If TrueNat passes the WHO test, India would have developed a TB diagnostic test for the world

“TrueNat is undergoing global validation through a multi-country trial which is expected to contribute to WHO policy on TrueNat”

Sanjay Sarin, Head, FIND India

Ramping up

TrueNat’s rise is testament to the importance of access in diagnostics. An expert microbiologist on the TB diagnostics committee of the ICMR, who requested anonymity, says as much. Diagnostics must be available at the point of care. This is what made CBNAAT a big revolution as well—it was available close to the patient, avoiding delays, so one can know if a patient has TB or rifampicin resistance with an easy technology, the expert said.

MedGenome’s technology, however, fails on these parameters. Not only is the tech more expensive and restricted to a handful of large reference labs, but there are also training costs involved to use the equipment and a waiting period to gather enough samples. The importance of SPIT SEQ, however, is becoming more pronounced by the day.

Recently, Indian scientists discovered several mutations in the genes of TB bacteria which are causing drug resistance. The results of this four-year-long research were published in the latest issue of Frontiers in Microbiology, a scientific journal. According to the research, the TB bacteria may soon become resistant even to recent drugs such as Bedaquiline. What’s worse, the diagnostic kits used in India for drug-resistant TB cannot spot this.

This is where WGS, the tech on which SPIT SEQ is based, becomes extremely critical. “We can look at all known mutations on the genome. It’s a step towards understanding transmission. Also, some strains are more virulent than others. WGS gives them a lineage. It gives them a name and a family,” the expert microbiologist said. This allows scientists to track transmission of TB as well, the expert added.

It isn’t that MedGenome is the only WGS-based TB diagnostic tool. Five government reference labs also use WGS to understand drug resistance and track TB transmission. However, SPIT SEQ is a lot faster because it doesn’t rely on TB culture.

Leena  Menghaney, regional head (South Asia) at the Access Campaign at Médecins Sans Frontières (MSF), believes that Next-generation sequencing (NGS) tools (like SPIT SEQ) have great potential in settings with clinical reference labs. Like Mumbai, for example. However, she adds that operational/translation research projects are needed to see how they can be adapted to the needs of the TB programme.

____

Work instruction A: In the TB diagnostics article above, copy the passage between "Sanjay Sarin, Head, FIND" and "by the day.", inclusive.
Work instruction B:
Answer these questions from the TB diagnostics article above:
(i) Who is the head of FIND India?
(ii) In which journal were the results of the four-year research on TB mutations published?
(iii) How many government reference labs also use WGS?
Work instruction C: Pick up the TB diagnostics article above right after its last sentence and continue it.

(Structured page parsing data)
____

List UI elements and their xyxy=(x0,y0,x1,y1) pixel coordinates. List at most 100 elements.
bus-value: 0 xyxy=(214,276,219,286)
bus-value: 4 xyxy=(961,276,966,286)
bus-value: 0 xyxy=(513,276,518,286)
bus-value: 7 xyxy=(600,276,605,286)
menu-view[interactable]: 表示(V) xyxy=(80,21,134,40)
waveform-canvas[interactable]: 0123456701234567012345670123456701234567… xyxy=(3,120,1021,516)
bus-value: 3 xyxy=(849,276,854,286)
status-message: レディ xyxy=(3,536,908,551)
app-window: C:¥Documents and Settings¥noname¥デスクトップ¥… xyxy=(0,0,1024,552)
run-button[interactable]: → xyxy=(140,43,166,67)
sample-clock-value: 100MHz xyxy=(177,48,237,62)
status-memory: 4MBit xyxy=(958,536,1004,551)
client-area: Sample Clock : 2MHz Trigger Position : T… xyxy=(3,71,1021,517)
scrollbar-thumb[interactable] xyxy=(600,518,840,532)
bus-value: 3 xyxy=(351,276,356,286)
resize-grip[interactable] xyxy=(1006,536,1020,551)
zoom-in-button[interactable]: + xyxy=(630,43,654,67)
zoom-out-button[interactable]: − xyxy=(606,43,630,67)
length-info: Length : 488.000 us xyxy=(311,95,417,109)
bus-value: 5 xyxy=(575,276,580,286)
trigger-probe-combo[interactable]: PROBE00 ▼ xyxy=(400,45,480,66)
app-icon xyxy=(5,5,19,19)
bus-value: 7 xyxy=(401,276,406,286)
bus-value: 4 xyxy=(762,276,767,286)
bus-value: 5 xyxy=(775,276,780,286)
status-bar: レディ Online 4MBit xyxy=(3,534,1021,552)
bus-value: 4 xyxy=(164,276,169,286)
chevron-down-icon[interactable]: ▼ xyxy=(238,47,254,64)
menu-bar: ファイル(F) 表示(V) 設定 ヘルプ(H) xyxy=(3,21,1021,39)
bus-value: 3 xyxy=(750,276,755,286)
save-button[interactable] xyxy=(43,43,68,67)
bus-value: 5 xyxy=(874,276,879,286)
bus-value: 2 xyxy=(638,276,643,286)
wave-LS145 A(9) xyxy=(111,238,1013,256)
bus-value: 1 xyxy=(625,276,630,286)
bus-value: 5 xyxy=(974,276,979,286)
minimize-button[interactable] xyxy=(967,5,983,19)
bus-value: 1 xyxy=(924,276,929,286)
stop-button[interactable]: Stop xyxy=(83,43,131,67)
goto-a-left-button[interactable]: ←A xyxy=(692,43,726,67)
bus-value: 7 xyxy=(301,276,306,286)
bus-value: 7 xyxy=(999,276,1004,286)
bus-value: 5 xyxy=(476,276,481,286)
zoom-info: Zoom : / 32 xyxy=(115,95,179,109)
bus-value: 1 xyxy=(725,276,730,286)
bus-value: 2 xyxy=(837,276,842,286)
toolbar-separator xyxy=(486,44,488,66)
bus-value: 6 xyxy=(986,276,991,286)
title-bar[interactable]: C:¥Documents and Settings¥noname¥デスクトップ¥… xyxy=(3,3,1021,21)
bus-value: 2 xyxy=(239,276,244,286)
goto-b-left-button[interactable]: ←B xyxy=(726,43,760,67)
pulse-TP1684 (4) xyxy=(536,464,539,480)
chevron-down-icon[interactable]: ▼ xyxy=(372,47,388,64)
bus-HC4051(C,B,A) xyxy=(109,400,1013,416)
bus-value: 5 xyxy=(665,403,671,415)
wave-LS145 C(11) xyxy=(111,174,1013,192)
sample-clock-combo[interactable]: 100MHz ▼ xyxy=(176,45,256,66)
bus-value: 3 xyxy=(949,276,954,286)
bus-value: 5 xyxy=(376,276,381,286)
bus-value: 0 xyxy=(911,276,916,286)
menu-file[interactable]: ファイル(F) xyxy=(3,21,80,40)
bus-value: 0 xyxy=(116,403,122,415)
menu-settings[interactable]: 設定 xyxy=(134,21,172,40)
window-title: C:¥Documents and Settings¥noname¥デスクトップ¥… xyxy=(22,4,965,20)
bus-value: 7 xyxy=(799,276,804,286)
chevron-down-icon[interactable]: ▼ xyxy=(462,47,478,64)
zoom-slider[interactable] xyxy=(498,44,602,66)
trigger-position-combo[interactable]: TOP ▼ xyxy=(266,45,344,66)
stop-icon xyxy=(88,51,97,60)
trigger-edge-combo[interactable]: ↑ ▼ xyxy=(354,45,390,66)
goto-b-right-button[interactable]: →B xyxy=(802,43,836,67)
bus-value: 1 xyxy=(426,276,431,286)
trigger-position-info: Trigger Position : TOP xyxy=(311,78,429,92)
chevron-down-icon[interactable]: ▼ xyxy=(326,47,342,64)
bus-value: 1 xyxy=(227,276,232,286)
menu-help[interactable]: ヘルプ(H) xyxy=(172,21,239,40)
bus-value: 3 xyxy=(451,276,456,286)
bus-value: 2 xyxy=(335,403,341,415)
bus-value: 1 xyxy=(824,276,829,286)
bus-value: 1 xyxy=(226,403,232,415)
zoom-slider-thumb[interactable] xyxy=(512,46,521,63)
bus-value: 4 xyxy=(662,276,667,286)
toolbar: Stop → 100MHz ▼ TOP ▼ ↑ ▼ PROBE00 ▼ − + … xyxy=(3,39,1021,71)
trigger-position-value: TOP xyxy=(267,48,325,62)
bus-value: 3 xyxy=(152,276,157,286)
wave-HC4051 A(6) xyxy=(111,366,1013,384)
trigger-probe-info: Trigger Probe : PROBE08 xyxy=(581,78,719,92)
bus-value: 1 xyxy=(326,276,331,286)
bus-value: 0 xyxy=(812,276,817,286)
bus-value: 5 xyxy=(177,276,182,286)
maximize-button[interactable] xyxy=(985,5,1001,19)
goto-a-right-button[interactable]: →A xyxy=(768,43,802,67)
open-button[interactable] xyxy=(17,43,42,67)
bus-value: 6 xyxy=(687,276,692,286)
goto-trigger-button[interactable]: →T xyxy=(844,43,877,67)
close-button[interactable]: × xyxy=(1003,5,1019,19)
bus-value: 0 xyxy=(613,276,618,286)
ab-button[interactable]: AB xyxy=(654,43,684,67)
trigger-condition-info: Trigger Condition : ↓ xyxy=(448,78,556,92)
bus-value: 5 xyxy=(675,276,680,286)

____

Task response A:
Sanjay Sarin, Head, FIND India

Ramping up

TrueNat’s rise is testament to the importance of access in diagnostics. An expert microbiologist on the TB diagnostics committee of the ICMR, who requested anonymity, says as much. Diagnostics must be available at the point of care. This is what made CBNAAT a big revolution as well—it was available close to the patient, avoiding delays, so one can know if a patient has TB or rifampicin resistance with an easy technology, the expert said.

MedGenome’s technology, however, fails on these parameters. Not only is the tech more expensive and restricted to a handful of large reference labs, but there are also training costs involved to use the equipment and a waiting period to gather enough samples. The importance of SPIT SEQ, however, is becoming more pronounced by the day.

Task response B:
(i) Sanjay Sarin
(ii) Frontiers in Microbiology
(iii) Five

Task response C:
In an ideal scenario, the government would expand access to both conventional tests that may be slow but diagnose drug resistance as well as NGS for rapid diagnoses in high burden settings like Mumbai. This sort of multi-pronged approach would go a long way to meeting India’s target of eliminating TB by 2025.

TB financing

While India has a corpus of $580 million (Rs 4,400 crore) in total for TB care in 2018, this still amounts to a 60% shortfall. India’s actual need for TB care is around $1.38 billion (Rs 10,080 crore). According to reputed international medical journal The Lancet, India should quadruple its TB budget

The government, too, has upped its spending on TB care. According to WHO’s Global Tuberculosis Report 2018, domestic funding for India’s national TB programme quadrupled between 2016 and 2018. It shot from $110 million (Rs 790 crore) in 2016 to $458 million (Rs 3,320 crore) in 2018, accounting for 79% of India’s national TB budget.

Has this translated to increased spending on TB diagnostics though? It has, said an RNTCP official. Out of the Rs 3,000 crore- odd RNTCP budget, around Rs 500 crore is spent on TB diagnostics. This figure has almost doubled from the previous year as the number of installations of GeneXpert machines has increased, said the official. 

The government’s increased expenditure on TB diagnostic machines and kits offers hope that there is a willingness to invest in newer diagnostic technologies like SPIT SEQ. For that to become a reality, though, SPIT SEQ and MedGenome must first jump the approval hurdles that the likes of TrueNat and GeneXpert have so arduously crossed.